§ Task to carry out
Only the number is wanted: how many lines contain the string "online"?

§ Supplied material
==========

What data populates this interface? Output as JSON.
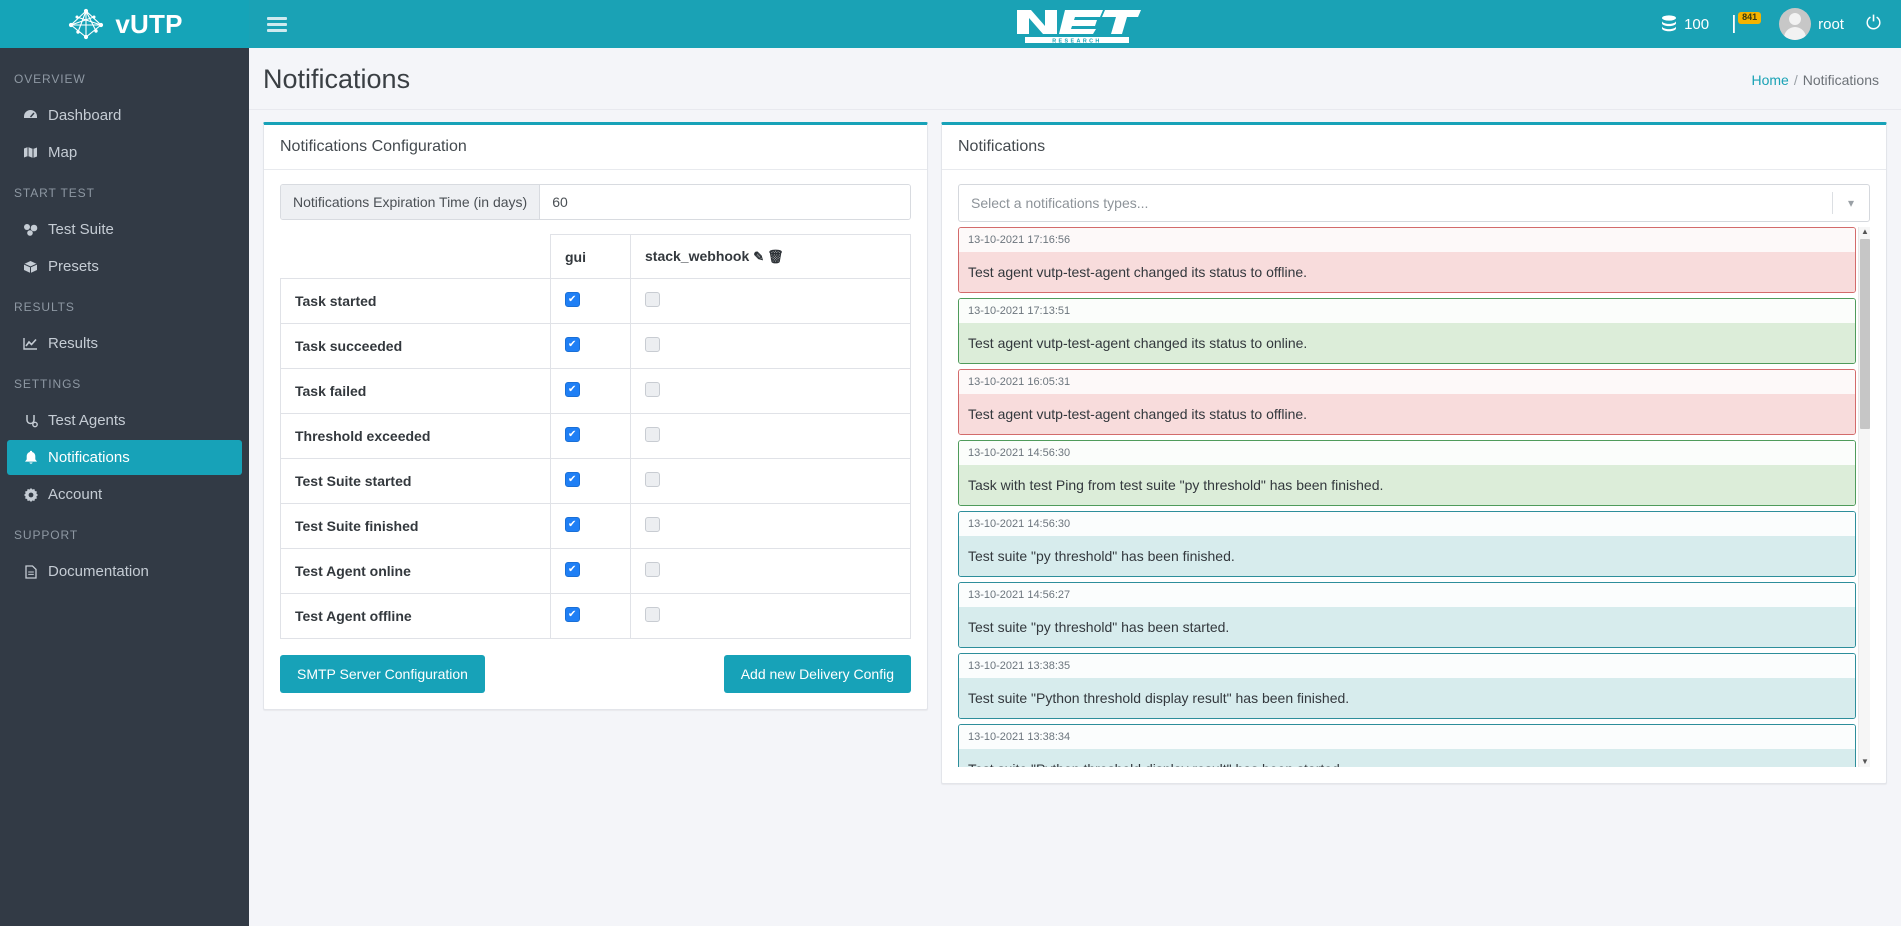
{
  "brand": {
    "name": "vUTP",
    "logo_icon": "network-mesh-icon"
  },
  "navbar": {
    "hamburger_icon": "hamburger-menu-icon",
    "center_logo_alt": "NET RESEARCH",
    "center_logo_main": "NET",
    "center_logo_sub": "R E S E A R C H",
    "credits_icon": "database-icon",
    "credits": "100",
    "flag_icon": "flag-icon",
    "flag_badge": "841",
    "avatar_icon": "user-avatar",
    "username": "root",
    "power_icon": "power-icon"
  },
  "sidebar": {
    "sections": [
      {
        "title": "OVERVIEW",
        "items": [
          {
            "label": "Dashboard",
            "icon": "dashboard-icon",
            "glyph": "◔",
            "active": false
          },
          {
            "label": "Map",
            "icon": "map-icon",
            "glyph": "▤",
            "active": false
          }
        ]
      },
      {
        "title": "START TEST",
        "items": [
          {
            "label": "Test Suite",
            "icon": "test-suite-icon",
            "glyph": "☸",
            "active": false
          },
          {
            "label": "Presets",
            "icon": "presets-box-icon",
            "glyph": "⬢",
            "active": false
          }
        ]
      },
      {
        "title": "RESULTS",
        "items": [
          {
            "label": "Results",
            "icon": "chart-line-icon",
            "glyph": "↗",
            "active": false
          }
        ]
      },
      {
        "title": "SETTINGS",
        "items": [
          {
            "label": "Test Agents",
            "icon": "stethoscope-icon",
            "glyph": "⚕",
            "active": false
          },
          {
            "label": "Notifications",
            "icon": "bell-icon",
            "glyph": "ὑ4",
            "active": true
          },
          {
            "label": "Account",
            "icon": "gear-icon",
            "glyph": "⚙",
            "active": false
          }
        ]
      },
      {
        "title": "SUPPORT",
        "items": [
          {
            "label": "Documentation",
            "icon": "document-icon",
            "glyph": "Ὄ4",
            "active": false
          }
        ]
      }
    ]
  },
  "page": {
    "title": "Notifications",
    "breadcrumb": {
      "home": "Home",
      "separator": "/",
      "current": "Notifications"
    }
  },
  "config_panel": {
    "title": "Notifications Configuration",
    "expiration": {
      "label": "Notifications Expiration Time (in days)",
      "value": "60",
      "placeholder": ""
    },
    "table": {
      "headers": [
        "",
        "gui",
        "stack_webhook"
      ],
      "webhook_edit_icon": "edit-pencil-icon",
      "webhook_delete_icon": "trash-icon",
      "rows": [
        {
          "event": "Task started",
          "gui": true,
          "stack_webhook": false
        },
        {
          "event": "Task succeeded",
          "gui": true,
          "stack_webhook": false
        },
        {
          "event": "Task failed",
          "gui": true,
          "stack_webhook": false
        },
        {
          "event": "Threshold exceeded",
          "gui": true,
          "stack_webhook": false
        },
        {
          "event": "Test Suite started",
          "gui": true,
          "stack_webhook": false
        },
        {
          "event": "Test Suite finished",
          "gui": true,
          "stack_webhook": false
        },
        {
          "event": "Test Agent online",
          "gui": true,
          "stack_webhook": false
        },
        {
          "event": "Test Agent offline",
          "gui": true,
          "stack_webhook": false
        }
      ]
    },
    "buttons": {
      "smtp": "SMTP Server Configuration",
      "add_delivery": "Add new Delivery Config"
    }
  },
  "notifications_panel": {
    "title": "Notifications",
    "filter": {
      "placeholder": "Select a notifications types...",
      "value": "",
      "chevron_icon": "chevron-down-icon"
    },
    "scrollbar": {
      "up_arrow_icon": "caret-up-icon",
      "down_arrow_icon": "caret-down-icon"
    },
    "items": [
      {
        "time": "13-10-2021 17:16:56",
        "message": "Test agent vutp-test-agent changed its status to offline.",
        "type": "danger"
      },
      {
        "time": "13-10-2021 17:13:51",
        "message": "Test agent vutp-test-agent changed its status to online.",
        "type": "success"
      },
      {
        "time": "13-10-2021 16:05:31",
        "message": "Test agent vutp-test-agent changed its status to offline.",
        "type": "danger"
      },
      {
        "time": "13-10-2021 14:56:30",
        "message": "Task with test Ping from test suite \"py threshold\" has been finished.",
        "type": "success"
      },
      {
        "time": "13-10-2021 14:56:30",
        "message": "Test suite \"py threshold\" has been finished.",
        "type": "info"
      },
      {
        "time": "13-10-2021 14:56:27",
        "message": "Test suite \"py threshold\" has been started.",
        "type": "info"
      },
      {
        "time": "13-10-2021 13:38:35",
        "message": "Test suite \"Python threshold display result\" has been finished.",
        "type": "info"
      },
      {
        "time": "13-10-2021 13:38:34",
        "message": "Test suite \"Python threshold display result\" has been started.",
        "type": "info"
      }
    ]
  },
  "colors": {
    "brand_teal": "#15a4b8",
    "navbar_teal": "#1aa2b5",
    "sidebar_dark": "#323a45",
    "active_item": "#17a2b8",
    "checkbox_on": "#1f7ff5",
    "badge_yellow": "#f5b300"
  }
}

==========

§ Result
2